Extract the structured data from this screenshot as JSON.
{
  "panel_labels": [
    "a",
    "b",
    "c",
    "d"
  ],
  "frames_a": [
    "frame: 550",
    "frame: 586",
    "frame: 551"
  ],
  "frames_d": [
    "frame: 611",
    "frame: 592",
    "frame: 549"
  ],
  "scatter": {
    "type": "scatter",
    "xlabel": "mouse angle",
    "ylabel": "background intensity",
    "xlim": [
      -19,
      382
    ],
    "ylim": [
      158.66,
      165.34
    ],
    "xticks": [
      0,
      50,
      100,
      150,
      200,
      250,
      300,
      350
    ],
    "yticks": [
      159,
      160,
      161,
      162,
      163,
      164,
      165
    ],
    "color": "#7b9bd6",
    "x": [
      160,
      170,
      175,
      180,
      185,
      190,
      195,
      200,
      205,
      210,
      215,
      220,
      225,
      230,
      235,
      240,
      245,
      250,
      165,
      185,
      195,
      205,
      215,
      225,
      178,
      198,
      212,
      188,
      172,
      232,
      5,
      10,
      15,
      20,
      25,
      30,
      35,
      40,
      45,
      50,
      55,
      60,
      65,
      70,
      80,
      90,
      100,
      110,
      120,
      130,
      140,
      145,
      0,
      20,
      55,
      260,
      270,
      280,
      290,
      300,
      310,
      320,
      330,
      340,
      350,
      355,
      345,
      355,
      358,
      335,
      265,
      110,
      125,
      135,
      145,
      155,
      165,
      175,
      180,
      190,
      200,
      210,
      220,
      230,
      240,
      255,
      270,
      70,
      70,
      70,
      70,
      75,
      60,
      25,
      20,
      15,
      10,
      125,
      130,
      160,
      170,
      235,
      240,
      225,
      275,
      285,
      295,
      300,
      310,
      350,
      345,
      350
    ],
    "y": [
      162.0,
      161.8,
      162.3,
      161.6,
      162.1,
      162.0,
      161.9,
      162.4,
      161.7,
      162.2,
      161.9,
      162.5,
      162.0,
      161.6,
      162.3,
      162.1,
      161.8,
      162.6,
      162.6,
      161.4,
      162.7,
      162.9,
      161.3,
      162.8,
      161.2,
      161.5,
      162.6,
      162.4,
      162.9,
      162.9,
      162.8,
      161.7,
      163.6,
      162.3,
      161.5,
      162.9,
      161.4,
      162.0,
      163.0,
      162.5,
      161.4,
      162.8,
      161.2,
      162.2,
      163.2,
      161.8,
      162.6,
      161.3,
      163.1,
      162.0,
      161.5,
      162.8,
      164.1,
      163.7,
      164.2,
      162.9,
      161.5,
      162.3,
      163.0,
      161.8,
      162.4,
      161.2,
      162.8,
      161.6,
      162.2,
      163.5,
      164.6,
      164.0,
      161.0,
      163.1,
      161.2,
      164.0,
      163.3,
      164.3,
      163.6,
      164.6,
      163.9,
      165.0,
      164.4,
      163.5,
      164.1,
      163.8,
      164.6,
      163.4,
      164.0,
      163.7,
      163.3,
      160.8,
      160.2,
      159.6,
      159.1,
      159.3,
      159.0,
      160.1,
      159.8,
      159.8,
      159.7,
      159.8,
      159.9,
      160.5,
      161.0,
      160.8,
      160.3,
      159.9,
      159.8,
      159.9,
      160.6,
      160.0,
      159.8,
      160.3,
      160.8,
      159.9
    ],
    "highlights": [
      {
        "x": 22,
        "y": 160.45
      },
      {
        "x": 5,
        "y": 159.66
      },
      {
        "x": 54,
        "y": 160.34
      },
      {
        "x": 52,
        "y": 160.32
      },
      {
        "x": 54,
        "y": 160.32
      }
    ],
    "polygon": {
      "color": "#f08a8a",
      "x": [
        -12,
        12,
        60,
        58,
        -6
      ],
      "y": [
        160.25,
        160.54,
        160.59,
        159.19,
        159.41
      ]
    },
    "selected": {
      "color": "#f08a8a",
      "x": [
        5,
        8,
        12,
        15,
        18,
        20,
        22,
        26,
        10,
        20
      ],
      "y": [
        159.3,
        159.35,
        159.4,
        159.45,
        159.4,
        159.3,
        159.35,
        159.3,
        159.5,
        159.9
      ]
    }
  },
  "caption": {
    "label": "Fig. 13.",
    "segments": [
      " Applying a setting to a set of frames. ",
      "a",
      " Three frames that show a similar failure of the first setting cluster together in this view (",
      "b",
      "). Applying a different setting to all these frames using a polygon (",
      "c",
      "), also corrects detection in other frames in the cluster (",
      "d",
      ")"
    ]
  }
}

※ ※ ※

Stated task: Give the count of lines in the data shown above that contain "cluster", and nothing else.

In response: 2